-- begin --

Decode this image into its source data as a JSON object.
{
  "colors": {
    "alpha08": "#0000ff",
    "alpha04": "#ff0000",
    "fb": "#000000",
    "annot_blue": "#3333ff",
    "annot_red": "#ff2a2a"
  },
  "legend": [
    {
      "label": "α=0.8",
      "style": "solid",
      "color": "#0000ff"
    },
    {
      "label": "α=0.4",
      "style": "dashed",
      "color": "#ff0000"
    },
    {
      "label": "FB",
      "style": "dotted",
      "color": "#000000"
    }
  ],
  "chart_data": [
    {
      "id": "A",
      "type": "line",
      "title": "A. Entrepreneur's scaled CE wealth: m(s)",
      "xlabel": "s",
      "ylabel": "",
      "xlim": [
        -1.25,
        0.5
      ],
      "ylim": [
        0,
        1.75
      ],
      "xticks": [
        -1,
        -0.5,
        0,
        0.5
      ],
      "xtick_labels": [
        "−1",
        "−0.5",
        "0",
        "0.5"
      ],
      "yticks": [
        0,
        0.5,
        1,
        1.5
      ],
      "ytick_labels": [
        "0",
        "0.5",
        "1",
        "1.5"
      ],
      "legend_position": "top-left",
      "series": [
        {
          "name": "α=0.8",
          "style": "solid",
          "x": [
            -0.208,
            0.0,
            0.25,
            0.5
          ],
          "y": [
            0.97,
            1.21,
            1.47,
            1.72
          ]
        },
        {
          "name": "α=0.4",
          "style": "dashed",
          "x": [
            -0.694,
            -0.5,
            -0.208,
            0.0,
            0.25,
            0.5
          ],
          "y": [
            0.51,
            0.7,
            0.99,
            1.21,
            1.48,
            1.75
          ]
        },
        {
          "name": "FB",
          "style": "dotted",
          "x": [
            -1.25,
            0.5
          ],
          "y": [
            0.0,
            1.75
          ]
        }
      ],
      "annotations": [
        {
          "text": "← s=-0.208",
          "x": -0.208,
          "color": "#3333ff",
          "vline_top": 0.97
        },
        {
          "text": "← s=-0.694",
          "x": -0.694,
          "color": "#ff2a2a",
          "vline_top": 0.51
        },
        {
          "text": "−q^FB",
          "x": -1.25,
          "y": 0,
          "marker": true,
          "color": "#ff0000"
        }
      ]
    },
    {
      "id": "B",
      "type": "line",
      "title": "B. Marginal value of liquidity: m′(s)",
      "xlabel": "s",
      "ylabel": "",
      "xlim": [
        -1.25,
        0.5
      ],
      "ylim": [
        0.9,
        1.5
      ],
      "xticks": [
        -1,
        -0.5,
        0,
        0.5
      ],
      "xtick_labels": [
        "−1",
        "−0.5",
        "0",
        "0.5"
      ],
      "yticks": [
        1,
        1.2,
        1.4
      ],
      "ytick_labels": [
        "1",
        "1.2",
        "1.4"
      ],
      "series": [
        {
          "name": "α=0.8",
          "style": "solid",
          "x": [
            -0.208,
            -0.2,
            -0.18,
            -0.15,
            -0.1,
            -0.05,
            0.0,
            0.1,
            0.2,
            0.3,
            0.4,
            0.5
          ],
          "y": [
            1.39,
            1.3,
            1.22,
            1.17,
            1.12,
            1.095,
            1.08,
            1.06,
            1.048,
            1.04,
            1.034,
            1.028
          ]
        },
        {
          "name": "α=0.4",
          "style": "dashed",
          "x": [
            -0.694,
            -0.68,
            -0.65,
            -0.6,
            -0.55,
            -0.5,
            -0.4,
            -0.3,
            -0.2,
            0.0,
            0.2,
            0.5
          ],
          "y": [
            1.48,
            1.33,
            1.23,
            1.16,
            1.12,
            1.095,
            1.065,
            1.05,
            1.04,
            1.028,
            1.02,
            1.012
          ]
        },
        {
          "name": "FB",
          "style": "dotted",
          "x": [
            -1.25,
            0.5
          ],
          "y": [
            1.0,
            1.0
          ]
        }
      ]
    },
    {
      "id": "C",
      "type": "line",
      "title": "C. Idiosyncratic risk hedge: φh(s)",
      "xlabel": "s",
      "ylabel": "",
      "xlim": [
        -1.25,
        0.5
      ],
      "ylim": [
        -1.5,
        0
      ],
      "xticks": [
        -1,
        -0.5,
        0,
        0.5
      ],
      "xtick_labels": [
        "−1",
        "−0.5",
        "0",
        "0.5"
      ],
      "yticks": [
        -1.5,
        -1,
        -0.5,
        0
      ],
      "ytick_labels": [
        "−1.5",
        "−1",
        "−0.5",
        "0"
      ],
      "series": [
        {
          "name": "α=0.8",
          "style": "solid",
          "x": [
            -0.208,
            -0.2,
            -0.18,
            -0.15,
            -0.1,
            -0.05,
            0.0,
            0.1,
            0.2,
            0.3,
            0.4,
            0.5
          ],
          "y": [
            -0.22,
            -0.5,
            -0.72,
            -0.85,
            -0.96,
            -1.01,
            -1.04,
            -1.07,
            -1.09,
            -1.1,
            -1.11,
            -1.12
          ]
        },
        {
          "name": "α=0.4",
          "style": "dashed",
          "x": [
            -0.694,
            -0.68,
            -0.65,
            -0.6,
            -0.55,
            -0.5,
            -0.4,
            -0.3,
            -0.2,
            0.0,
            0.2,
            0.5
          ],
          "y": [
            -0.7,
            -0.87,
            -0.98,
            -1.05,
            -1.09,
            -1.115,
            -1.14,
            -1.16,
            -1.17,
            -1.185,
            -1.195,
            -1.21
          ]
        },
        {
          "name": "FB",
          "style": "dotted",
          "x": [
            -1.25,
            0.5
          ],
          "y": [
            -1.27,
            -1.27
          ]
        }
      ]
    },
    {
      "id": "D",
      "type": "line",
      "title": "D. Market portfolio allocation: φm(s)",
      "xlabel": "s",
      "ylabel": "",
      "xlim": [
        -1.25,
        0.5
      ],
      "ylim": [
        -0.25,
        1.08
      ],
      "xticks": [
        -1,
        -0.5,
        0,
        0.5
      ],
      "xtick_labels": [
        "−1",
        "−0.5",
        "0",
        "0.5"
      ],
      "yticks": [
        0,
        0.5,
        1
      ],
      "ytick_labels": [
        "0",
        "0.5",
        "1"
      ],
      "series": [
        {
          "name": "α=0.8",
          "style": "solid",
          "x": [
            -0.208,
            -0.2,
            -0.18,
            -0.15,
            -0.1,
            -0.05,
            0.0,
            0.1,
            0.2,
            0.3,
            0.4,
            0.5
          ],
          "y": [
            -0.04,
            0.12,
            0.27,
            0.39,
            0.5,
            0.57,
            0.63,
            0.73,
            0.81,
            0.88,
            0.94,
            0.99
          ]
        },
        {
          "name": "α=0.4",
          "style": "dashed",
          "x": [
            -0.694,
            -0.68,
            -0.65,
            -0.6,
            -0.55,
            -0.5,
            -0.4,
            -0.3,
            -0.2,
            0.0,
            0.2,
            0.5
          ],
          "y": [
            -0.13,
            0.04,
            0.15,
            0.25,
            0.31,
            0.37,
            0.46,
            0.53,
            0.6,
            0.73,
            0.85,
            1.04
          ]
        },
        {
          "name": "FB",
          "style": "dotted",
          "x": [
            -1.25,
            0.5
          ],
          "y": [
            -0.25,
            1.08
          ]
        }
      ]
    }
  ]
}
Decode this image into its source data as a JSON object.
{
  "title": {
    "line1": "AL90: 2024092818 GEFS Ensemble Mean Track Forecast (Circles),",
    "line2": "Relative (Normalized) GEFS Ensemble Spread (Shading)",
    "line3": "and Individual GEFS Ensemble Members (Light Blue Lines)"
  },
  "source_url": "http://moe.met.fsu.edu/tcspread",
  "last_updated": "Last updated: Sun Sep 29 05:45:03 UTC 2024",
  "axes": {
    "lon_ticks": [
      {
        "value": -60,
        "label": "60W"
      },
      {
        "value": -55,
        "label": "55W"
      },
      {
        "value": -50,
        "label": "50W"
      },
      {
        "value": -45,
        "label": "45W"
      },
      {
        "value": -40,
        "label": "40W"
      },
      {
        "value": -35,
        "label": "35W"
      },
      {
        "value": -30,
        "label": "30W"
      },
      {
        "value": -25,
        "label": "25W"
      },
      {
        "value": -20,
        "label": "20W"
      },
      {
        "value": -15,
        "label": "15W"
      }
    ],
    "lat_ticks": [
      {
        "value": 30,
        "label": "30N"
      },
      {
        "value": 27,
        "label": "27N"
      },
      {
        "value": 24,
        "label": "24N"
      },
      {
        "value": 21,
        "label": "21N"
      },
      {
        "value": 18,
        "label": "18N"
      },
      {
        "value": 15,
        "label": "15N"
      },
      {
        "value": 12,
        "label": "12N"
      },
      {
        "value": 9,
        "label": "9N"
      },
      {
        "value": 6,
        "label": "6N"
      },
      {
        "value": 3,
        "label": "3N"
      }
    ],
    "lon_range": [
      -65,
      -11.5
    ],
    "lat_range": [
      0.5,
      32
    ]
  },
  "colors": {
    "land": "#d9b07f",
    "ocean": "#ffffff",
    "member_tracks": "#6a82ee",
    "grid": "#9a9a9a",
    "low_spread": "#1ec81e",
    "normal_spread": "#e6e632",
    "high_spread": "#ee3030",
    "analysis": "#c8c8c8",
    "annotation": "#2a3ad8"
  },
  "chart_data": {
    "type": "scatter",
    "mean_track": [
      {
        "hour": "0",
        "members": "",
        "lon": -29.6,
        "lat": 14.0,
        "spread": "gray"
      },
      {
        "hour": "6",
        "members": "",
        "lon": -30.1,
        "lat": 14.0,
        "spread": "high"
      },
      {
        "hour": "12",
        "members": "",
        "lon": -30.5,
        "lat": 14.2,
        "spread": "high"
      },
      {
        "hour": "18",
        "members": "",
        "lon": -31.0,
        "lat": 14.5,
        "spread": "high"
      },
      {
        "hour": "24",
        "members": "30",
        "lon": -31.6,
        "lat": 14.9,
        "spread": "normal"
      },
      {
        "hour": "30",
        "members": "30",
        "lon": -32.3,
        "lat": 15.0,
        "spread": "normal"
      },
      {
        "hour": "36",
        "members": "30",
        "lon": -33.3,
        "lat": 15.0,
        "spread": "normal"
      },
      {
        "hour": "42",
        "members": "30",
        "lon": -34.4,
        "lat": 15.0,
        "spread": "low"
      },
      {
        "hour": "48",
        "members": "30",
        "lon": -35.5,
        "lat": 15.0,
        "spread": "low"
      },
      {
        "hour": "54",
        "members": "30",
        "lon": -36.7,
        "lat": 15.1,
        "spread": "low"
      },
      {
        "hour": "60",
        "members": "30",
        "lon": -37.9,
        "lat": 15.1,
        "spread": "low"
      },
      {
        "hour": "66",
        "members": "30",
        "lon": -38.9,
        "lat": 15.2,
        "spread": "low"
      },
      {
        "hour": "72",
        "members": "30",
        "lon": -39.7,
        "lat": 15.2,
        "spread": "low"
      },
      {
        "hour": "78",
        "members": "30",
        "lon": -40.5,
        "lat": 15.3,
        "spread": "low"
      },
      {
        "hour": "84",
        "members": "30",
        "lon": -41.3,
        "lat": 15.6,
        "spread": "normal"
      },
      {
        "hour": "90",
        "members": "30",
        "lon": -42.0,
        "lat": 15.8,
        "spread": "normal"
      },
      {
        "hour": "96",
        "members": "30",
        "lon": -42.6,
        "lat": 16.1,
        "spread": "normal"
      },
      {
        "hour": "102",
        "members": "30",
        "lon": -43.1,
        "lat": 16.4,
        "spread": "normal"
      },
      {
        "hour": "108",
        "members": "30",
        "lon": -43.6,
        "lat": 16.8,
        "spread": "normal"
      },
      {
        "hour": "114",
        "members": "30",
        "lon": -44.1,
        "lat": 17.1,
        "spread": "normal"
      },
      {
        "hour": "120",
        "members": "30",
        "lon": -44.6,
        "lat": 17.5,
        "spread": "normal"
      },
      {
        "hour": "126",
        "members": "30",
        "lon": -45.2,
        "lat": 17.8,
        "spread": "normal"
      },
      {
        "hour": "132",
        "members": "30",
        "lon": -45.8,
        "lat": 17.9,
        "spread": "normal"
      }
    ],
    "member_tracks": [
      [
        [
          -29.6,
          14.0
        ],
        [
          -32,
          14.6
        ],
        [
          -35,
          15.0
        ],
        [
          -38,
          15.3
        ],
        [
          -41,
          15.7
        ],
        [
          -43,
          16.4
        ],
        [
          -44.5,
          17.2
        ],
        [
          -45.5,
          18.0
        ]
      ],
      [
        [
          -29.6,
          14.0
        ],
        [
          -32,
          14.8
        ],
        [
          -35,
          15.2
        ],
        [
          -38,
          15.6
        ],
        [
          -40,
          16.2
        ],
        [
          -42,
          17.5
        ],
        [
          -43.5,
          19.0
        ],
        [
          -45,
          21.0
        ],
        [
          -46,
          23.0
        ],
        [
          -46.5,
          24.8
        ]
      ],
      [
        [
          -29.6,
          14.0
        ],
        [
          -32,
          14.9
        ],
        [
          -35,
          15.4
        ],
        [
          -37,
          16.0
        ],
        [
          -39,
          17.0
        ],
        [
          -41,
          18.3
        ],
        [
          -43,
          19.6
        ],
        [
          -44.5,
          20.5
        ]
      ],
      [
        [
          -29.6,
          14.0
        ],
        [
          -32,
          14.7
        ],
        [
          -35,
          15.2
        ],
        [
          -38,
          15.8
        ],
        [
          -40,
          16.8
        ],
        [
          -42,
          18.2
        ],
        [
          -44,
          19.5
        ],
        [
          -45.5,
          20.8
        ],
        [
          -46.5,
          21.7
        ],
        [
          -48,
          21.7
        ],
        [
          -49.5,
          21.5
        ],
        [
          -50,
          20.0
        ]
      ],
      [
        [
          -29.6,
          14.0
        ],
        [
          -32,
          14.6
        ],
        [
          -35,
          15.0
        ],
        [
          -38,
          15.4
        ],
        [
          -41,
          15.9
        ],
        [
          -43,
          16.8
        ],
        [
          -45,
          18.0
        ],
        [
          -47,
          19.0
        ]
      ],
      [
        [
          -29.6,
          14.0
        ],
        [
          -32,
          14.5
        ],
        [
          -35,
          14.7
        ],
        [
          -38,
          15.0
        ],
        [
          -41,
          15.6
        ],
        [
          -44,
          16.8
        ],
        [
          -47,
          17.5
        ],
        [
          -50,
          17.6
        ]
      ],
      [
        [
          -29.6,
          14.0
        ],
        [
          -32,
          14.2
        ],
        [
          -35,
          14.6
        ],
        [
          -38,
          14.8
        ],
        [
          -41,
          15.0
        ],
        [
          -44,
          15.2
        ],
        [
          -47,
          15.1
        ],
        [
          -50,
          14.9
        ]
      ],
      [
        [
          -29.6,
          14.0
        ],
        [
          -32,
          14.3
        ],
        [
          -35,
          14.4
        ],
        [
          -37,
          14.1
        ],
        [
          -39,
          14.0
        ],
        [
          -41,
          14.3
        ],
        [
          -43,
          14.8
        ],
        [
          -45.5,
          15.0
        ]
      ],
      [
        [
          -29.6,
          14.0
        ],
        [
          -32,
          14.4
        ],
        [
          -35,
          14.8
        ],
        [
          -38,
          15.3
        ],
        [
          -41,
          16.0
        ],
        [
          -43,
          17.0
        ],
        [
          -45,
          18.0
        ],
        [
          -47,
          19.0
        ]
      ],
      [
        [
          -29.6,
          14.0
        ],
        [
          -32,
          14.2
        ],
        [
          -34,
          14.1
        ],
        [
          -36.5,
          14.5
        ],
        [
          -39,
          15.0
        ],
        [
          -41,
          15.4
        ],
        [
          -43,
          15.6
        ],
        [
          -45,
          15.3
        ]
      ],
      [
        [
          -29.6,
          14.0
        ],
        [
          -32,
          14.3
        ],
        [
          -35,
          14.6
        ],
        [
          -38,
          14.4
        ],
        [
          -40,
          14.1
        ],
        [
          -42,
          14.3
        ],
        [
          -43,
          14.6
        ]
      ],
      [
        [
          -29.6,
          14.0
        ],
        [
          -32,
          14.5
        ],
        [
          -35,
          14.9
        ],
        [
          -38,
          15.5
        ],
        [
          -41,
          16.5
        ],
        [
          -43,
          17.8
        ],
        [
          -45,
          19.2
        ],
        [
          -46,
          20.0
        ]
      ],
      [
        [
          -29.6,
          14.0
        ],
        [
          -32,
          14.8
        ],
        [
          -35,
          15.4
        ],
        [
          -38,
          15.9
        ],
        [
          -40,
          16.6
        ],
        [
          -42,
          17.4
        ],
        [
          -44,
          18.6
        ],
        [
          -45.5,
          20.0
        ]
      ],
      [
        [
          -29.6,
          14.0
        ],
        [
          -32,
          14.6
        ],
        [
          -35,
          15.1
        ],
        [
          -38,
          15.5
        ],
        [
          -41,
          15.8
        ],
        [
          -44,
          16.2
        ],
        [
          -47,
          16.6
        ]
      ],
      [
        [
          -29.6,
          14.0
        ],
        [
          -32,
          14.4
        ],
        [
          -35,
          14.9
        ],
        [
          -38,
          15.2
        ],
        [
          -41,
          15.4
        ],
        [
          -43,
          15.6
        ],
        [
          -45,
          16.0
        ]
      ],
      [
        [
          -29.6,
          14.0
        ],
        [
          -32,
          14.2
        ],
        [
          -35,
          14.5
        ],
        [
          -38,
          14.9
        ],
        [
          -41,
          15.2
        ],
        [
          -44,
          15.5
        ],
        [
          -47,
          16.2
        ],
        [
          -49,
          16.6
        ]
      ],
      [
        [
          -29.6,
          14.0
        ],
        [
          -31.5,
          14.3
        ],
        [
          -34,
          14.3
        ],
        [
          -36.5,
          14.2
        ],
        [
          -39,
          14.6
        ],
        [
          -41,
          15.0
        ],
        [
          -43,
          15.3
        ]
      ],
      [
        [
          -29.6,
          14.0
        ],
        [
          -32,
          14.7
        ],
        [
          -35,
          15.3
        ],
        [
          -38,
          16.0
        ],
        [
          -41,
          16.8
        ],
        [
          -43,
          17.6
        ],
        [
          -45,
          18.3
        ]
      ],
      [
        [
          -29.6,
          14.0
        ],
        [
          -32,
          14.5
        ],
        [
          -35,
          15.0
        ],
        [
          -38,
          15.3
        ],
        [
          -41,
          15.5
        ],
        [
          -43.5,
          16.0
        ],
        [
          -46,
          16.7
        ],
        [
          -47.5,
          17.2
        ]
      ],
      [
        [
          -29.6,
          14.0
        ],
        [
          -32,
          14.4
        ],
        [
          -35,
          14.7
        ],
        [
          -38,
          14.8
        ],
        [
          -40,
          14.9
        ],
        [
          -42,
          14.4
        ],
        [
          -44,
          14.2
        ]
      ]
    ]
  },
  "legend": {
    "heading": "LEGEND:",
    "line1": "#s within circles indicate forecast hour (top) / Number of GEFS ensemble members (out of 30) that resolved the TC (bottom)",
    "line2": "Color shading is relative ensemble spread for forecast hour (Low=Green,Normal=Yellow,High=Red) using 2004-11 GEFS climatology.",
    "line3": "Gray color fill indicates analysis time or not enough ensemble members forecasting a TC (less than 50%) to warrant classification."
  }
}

-- end --

• _Aim of the exercise_
Pick each line holding the word "GEFS" out of the listing.

• _Solution to this exercise_
    "line1": "AL90: 2024092818 GEFS Ensemble Mean Track Forecast (Circles),",
    "line2": "Relative (Normalized) GEFS Ensemble Spread (Shading)",
    "line3": "and Individual GEFS Ensemble Members (Light Blue Lines)"
    "line1": "#s within circles indicate forecast hour (top) / Number of GEFS ensemble members (out of 30) that resolved the TC (bottom)",
    "line2": "Color shading is relative ensemble spread for forecast hour (Low=Green,Normal=Yellow,High=Red) using 2004-11 GEFS climatology.",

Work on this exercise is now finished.